_Goal_
Show every line that has the string "JSON" in it.

◇ ◇ ◇

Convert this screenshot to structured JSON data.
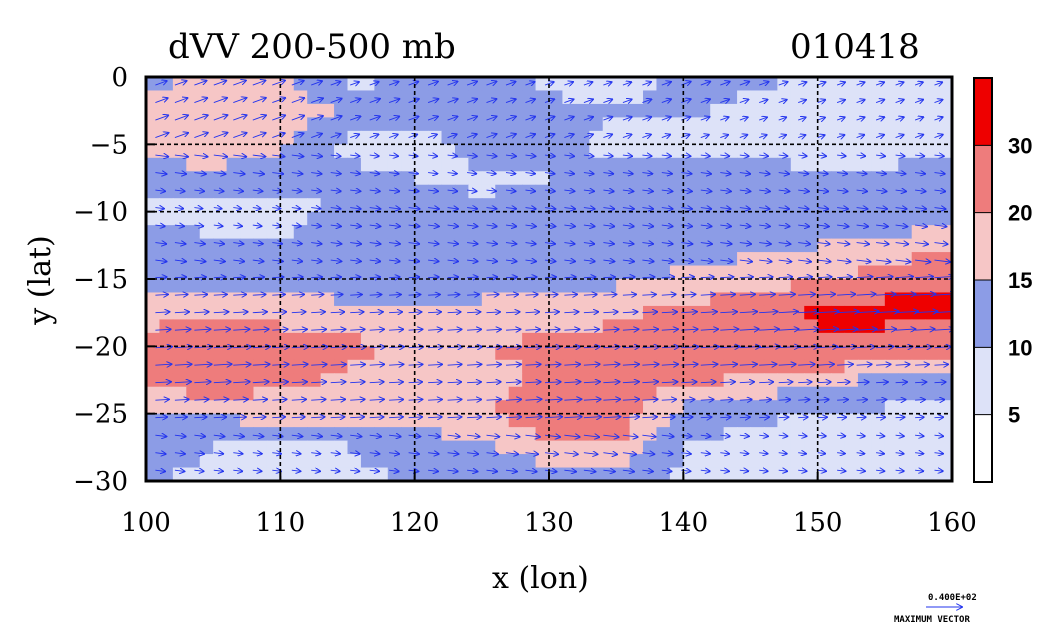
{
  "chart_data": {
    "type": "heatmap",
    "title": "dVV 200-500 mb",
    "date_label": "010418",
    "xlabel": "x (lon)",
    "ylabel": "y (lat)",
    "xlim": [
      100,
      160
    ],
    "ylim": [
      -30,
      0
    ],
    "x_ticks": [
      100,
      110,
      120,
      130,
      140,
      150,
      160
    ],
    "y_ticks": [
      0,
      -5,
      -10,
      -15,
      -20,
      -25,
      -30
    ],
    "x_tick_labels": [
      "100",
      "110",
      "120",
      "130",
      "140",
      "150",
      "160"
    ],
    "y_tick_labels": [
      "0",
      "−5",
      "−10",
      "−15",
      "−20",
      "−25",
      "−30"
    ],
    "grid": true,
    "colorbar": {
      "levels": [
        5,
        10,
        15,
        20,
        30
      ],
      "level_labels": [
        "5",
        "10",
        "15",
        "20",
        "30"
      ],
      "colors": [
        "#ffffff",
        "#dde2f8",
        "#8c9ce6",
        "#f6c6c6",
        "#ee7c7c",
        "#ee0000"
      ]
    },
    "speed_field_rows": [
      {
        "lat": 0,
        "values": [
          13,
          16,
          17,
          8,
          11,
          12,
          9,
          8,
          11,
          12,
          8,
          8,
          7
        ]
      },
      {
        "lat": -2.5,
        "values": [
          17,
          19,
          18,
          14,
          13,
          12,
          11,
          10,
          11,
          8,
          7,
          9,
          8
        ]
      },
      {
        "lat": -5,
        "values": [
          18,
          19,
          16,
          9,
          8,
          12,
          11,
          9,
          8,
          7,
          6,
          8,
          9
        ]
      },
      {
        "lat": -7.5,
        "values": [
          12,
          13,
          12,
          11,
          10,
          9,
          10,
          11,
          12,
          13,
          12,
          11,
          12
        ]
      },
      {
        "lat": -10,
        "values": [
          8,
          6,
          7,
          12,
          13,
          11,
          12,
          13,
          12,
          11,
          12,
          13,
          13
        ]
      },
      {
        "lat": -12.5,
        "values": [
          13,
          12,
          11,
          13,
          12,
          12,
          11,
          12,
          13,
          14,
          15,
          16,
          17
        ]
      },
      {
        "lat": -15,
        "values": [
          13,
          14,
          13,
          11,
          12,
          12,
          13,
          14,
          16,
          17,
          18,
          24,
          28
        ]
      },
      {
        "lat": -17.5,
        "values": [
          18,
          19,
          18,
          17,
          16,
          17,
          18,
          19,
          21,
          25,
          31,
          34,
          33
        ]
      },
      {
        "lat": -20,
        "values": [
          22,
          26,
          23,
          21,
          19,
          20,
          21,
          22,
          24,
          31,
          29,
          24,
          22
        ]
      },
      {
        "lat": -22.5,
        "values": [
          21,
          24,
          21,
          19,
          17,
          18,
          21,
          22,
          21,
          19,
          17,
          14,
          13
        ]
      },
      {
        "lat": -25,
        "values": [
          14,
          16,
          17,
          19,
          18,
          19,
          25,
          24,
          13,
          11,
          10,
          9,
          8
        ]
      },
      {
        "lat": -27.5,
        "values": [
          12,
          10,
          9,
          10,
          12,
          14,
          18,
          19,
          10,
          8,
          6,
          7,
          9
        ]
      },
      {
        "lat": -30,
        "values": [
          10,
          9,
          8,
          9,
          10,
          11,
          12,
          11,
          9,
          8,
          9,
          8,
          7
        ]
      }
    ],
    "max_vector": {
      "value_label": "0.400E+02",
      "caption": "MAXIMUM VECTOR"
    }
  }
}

◇ ◇ ◇

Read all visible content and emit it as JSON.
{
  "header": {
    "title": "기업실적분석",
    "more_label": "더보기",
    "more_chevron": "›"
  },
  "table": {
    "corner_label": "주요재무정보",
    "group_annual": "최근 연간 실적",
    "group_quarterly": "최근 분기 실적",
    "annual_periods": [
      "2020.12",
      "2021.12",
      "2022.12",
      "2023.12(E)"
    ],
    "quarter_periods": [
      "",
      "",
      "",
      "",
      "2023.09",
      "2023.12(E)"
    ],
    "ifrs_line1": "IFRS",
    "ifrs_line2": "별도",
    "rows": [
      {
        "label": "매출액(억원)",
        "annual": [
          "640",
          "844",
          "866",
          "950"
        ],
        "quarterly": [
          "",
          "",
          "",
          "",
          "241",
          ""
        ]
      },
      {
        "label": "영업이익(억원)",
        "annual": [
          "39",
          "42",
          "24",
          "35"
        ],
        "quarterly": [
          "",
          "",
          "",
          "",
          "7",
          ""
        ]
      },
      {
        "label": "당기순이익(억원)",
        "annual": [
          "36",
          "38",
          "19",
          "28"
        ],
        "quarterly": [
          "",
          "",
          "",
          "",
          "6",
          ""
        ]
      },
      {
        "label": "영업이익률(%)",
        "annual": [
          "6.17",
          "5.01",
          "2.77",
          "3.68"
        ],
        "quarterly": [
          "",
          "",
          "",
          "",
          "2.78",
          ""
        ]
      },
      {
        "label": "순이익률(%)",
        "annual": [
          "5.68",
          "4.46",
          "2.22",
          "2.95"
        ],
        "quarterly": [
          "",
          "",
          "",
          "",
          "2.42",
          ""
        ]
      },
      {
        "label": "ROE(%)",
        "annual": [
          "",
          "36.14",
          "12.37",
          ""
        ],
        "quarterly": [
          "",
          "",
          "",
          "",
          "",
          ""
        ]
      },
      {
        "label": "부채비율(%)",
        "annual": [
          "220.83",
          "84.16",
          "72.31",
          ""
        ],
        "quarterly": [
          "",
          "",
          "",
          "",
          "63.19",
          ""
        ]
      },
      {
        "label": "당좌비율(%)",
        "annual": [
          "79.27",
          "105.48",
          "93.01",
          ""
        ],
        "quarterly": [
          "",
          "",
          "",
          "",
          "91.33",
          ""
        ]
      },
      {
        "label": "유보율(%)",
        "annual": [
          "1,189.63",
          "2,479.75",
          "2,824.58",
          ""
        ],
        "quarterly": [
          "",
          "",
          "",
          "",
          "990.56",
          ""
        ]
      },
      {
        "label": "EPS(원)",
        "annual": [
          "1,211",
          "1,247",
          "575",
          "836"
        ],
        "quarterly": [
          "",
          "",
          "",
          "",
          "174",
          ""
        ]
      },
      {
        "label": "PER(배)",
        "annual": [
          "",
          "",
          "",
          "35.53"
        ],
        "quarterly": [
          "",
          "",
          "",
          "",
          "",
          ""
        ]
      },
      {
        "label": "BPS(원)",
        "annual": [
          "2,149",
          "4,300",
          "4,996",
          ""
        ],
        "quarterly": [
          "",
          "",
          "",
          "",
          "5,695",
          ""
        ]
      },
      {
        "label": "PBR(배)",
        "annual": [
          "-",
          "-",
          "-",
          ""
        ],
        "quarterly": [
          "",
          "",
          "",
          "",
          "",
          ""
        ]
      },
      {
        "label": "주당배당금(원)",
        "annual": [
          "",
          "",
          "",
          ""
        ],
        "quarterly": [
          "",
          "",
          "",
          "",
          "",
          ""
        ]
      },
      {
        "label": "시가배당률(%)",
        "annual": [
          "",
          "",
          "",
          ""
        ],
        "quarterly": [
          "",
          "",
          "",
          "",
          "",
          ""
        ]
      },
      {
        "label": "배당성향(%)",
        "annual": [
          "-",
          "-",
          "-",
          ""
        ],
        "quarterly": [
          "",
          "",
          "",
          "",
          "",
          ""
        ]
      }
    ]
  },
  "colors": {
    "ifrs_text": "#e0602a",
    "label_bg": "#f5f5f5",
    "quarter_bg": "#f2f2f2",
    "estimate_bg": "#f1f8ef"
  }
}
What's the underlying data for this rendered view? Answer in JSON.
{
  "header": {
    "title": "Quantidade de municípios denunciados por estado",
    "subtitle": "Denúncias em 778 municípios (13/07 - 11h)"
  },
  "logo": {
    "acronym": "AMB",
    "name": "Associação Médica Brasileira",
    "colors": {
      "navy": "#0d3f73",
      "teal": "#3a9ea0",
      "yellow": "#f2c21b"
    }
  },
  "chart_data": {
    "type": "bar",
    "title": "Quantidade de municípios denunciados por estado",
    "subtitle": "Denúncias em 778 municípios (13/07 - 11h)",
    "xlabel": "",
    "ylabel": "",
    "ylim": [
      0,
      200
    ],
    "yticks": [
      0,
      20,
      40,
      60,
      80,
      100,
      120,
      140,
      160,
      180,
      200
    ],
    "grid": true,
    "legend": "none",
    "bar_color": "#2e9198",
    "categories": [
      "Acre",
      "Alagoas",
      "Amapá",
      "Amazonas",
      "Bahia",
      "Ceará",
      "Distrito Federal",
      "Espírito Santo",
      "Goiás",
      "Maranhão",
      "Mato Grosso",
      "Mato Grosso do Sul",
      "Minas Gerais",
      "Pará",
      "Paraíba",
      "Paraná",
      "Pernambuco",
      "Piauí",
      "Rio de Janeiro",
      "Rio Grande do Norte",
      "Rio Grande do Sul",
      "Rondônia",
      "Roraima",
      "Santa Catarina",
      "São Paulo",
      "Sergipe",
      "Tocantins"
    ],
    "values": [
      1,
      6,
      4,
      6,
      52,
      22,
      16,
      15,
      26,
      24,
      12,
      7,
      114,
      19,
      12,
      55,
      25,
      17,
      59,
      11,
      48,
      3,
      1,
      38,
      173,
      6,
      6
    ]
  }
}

◇ ◇ ◇

_Completed exercise_
Convert this screenshot to structured JSON data.
Read all visible content and emit it as JSON.
What's the underlying data for this rendered view? Answer in JSON.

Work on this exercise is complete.